| WRITTEN TASK |
Give every line from the entries that contains "everything".

-- start --

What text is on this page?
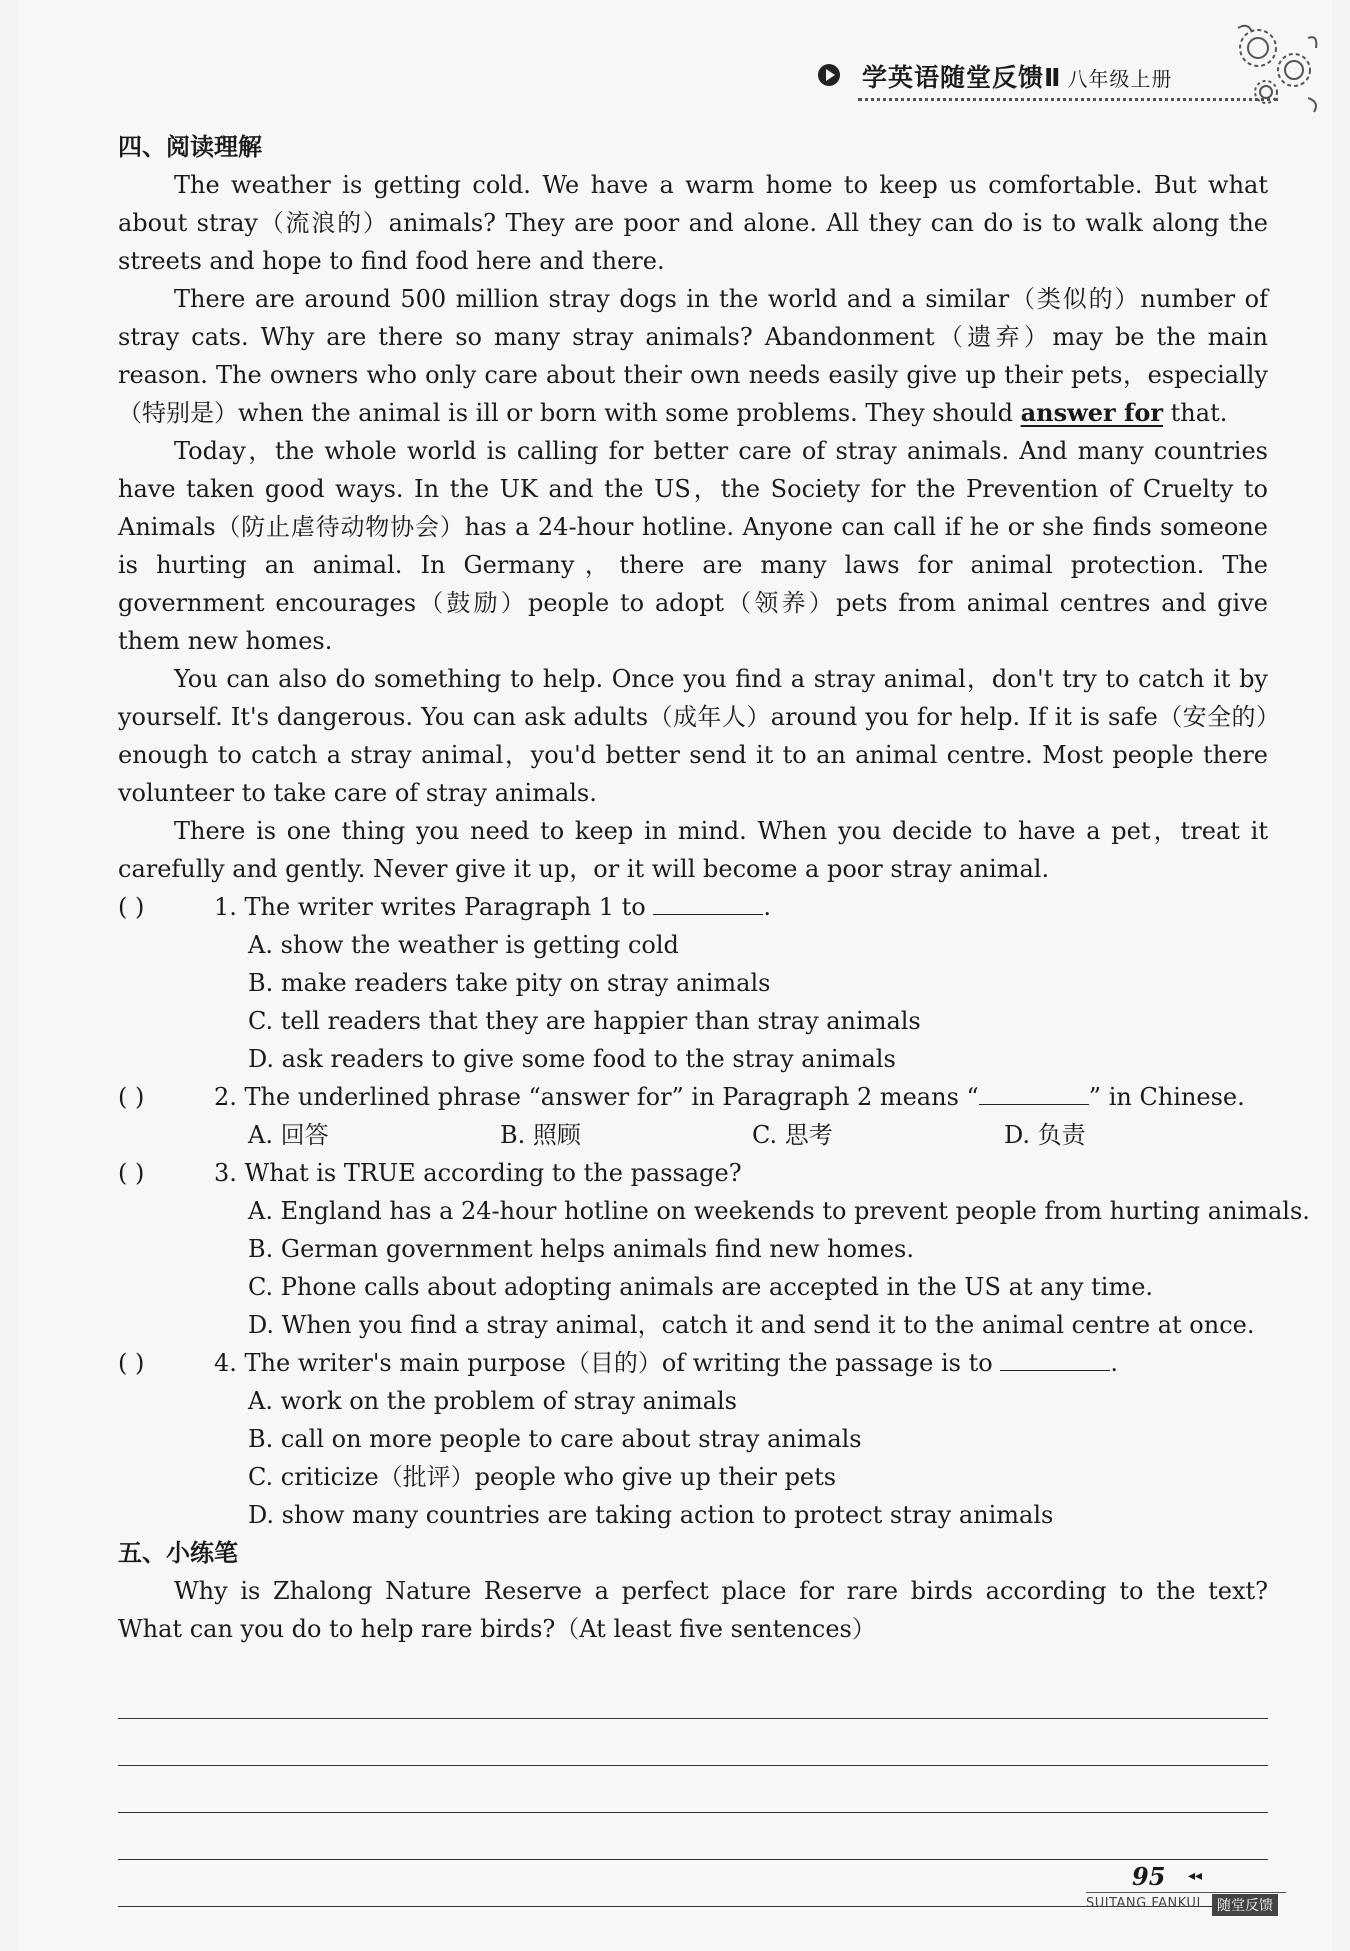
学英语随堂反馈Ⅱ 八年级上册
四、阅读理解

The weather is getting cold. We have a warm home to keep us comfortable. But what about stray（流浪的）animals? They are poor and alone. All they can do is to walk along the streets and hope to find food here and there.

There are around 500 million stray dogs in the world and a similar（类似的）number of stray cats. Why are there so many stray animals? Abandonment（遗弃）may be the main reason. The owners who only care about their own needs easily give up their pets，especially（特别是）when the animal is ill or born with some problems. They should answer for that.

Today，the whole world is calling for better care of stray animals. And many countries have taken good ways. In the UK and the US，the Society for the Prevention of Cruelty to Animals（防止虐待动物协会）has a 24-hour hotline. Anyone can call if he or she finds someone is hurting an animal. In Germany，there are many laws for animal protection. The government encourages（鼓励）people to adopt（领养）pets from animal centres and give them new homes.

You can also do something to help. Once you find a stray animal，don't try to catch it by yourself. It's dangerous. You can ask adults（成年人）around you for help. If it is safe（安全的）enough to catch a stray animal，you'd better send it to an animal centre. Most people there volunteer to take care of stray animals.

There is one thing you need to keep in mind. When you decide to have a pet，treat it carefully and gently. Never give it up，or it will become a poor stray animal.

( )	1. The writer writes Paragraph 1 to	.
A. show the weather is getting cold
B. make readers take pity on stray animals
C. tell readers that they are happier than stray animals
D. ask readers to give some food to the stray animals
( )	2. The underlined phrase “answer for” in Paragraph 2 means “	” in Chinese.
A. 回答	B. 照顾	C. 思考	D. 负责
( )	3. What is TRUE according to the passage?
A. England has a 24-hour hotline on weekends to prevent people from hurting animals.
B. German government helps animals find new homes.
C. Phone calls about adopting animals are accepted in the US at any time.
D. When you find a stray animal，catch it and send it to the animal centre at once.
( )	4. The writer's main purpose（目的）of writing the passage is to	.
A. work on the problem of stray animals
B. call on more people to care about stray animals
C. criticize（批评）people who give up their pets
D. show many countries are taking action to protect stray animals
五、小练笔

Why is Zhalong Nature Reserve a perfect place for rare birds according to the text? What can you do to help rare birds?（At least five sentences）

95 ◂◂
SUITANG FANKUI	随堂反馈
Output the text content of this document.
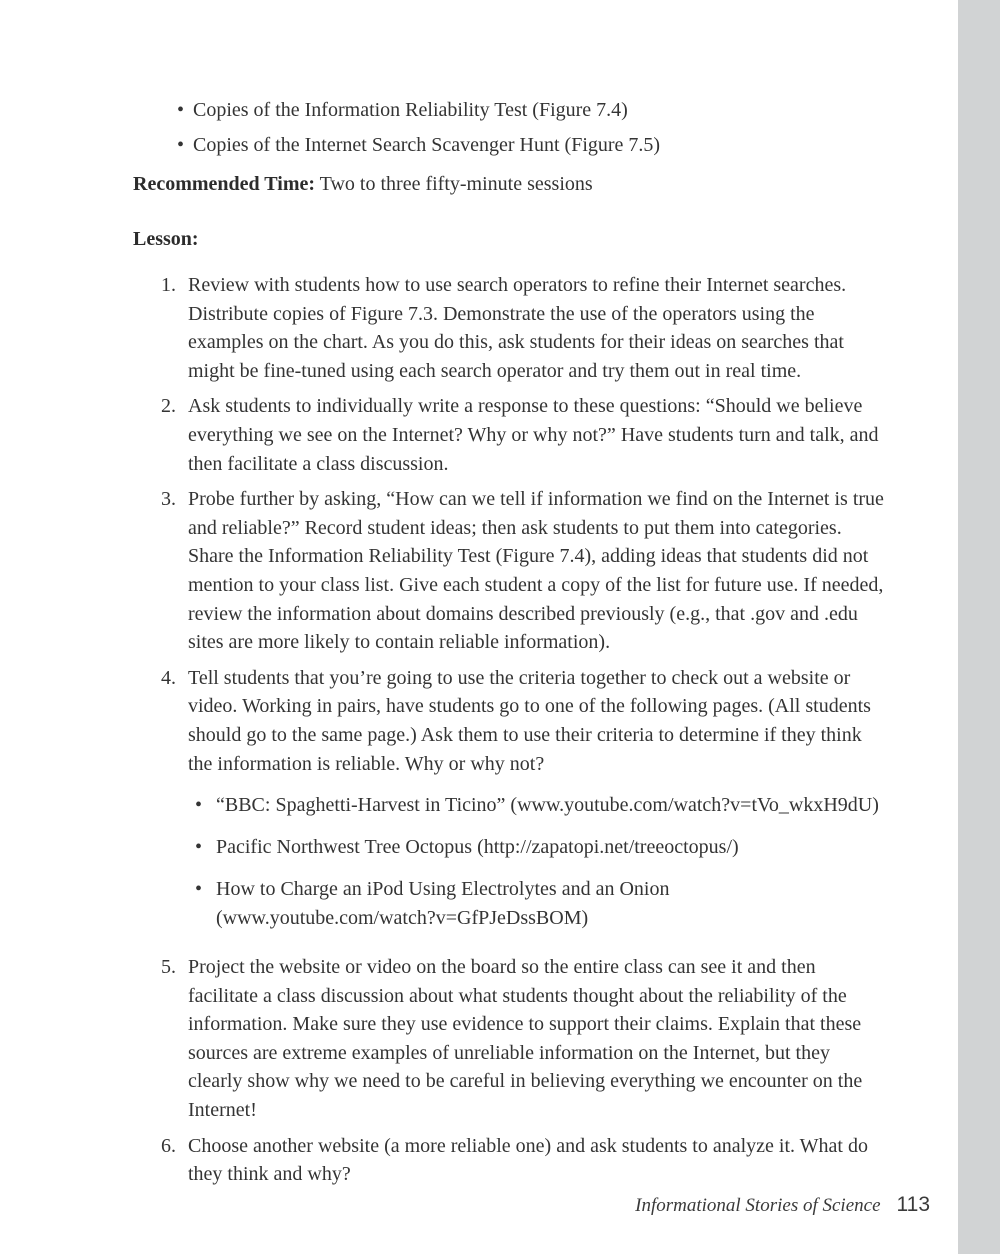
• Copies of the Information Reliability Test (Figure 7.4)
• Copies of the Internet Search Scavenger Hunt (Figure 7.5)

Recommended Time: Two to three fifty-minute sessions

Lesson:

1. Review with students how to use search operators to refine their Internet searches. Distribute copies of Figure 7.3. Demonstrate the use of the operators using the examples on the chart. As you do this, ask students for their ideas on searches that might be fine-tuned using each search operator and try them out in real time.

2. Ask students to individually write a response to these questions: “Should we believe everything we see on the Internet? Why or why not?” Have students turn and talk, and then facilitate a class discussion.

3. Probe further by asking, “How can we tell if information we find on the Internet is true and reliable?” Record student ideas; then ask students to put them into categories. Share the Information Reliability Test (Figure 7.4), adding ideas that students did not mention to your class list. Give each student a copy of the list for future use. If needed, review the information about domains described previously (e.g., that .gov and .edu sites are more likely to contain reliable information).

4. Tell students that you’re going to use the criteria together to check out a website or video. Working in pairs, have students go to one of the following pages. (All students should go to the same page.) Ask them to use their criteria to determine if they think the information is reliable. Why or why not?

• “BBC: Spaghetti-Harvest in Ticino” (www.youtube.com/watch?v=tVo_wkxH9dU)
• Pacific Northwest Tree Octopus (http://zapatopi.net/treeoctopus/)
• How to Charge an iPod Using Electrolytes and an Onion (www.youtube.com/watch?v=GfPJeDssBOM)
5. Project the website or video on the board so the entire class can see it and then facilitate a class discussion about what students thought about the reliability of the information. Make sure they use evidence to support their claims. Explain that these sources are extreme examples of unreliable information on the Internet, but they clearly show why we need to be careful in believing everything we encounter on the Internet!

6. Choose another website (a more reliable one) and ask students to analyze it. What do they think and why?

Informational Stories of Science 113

-- end --

| RESULT FOR THIS TASK |
2. Ask students to individually write a response to these questions: “Should we believe everything we see on the Internet? Why or why not?” Have students turn and talk, and then facilitate a class discussion.
5. Project the website or video on the board so the entire class can see it and then facilitate a class discussion about what students thought about the reliability of the information. Make sure they use evidence to support their claims. Explain that these sources are extreme examples of unreliable information on the Internet, but they clearly show why we need to be careful in believing everything we encounter on the Internet!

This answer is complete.